> EXERCISE INSTRUCTIONS
Restate the entries word for word, omitting nothing.

> PROVIDED RECORDS
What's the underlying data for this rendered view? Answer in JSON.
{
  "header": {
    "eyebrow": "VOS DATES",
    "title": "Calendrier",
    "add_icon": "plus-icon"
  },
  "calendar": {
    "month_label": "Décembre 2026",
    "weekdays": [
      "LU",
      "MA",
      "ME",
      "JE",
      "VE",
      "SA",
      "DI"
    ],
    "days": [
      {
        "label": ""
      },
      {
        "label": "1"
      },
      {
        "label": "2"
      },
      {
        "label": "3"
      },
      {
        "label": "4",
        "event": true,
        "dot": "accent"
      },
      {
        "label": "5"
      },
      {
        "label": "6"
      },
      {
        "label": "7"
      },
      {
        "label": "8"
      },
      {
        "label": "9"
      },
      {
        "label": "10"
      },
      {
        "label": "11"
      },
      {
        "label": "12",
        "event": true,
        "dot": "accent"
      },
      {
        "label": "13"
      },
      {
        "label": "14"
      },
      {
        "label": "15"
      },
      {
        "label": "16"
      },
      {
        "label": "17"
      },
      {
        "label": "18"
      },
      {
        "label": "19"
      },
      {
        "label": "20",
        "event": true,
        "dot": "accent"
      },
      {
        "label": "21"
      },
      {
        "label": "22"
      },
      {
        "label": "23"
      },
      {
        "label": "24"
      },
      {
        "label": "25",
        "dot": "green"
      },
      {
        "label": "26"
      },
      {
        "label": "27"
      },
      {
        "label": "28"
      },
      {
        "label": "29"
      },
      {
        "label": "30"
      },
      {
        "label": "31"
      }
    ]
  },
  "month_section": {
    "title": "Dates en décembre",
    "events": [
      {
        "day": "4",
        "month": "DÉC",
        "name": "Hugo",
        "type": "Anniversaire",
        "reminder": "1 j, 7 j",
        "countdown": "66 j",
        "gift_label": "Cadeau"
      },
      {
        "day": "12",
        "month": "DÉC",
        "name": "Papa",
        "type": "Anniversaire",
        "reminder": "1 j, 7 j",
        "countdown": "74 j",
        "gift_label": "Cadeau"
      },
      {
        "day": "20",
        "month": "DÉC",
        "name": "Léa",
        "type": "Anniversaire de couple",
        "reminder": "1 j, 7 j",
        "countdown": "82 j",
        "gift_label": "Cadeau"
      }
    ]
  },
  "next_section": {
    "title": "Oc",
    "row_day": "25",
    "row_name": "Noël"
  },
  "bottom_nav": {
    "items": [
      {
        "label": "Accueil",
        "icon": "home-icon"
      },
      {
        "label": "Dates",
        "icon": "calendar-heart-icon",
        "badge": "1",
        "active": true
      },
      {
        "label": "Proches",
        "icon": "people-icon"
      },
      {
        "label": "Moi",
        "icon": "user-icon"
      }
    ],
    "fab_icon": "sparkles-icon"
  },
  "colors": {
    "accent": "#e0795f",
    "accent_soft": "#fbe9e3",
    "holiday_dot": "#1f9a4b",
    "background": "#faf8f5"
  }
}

> OUTPUT OF THE EXERCISE
What's the underlying data for this rendered view? Answer in JSON.
{
  "header": {
    "eyebrow": "VOS DATES",
    "title": "Calendrier",
    "add_icon": "plus-icon"
  },
  "calendar": {
    "month_label": "Décembre 2026",
    "weekdays": [
      "LU",
      "MA",
      "ME",
      "JE",
      "VE",
      "SA",
      "DI"
    ],
    "days": [
      {
        "label": ""
      },
      {
        "label": "1"
      },
      {
        "label": "2"
      },
      {
        "label": "3"
      },
      {
        "label": "4",
        "event": true,
        "dot": "accent"
      },
      {
        "label": "5"
      },
      {
        "label": "6"
      },
      {
        "label": "7"
      },
      {
        "label": "8"
      },
      {
        "label": "9"
      },
      {
        "label": "10"
      },
      {
        "label": "11"
      },
      {
        "label": "12",
        "event": true,
        "dot": "accent"
      },
      {
        "label": "13"
      },
      {
        "label": "14"
      },
      {
        "label": "15"
      },
      {
        "label": "16"
      },
      {
        "label": "17"
      },
      {
        "label": "18"
      },
      {
        "label": "19"
      },
      {
        "label": "20",
        "event": true,
        "dot": "accent"
      },
      {
        "label": "21"
      },
      {
        "label": "22"
      },
      {
        "label": "23"
      },
      {
        "label": "24"
      },
      {
        "label": "25",
        "dot": "green"
      },
      {
        "label": "26"
      },
      {
        "label": "27"
      },
      {
        "label": "28"
      },
      {
        "label": "29"
      },
      {
        "label": "30"
      },
      {
        "label": "31"
      }
    ]
  },
  "month_section": {
    "title": "Dates en décembre",
    "events": [
      {
        "day": "4",
        "month": "DÉC",
        "name": "Hugo",
        "type": "Anniversaire",
        "reminder": "1 j, 7 j",
        "countdown": "66 j",
        "gift_label": "Cadeau"
      },
      {
        "day": "12",
        "month": "DÉC",
        "name": "Papa",
        "type": "Anniversaire",
        "reminder": "1 j, 7 j",
        "countdown": "74 j",
        "gift_label": "Cadeau"
      },
      {
        "day": "20",
        "month": "DÉC",
        "name": "Léa",
        "type": "Anniversaire de couple",
        "reminder": "1 j, 7 j",
        "countdown": "82 j",
        "gift_label": "Cadeau"
      }
    ]
  },
  "next_section": {
    "title": "Oc",
    "row_day": "25",
    "row_name": "Noël"
  },
  "bottom_nav": {
    "items": [
      {
        "label": "Accueil",
        "icon": "home-icon"
      },
      {
        "label": "Dates",
        "icon": "calendar-heart-icon",
        "badge": "1",
        "active": true
      },
      {
        "label": "Proches",
        "icon": "people-icon"
      },
      {
        "label": "Moi",
        "icon": "user-icon"
      }
    ],
    "fab_icon": "sparkles-icon"
  },
  "colors": {
    "accent": "#e0795f",
    "accent_soft": "#fbe9e3",
    "holiday_dot": "#1f9a4b",
    "background": "#faf8f5"
  }
}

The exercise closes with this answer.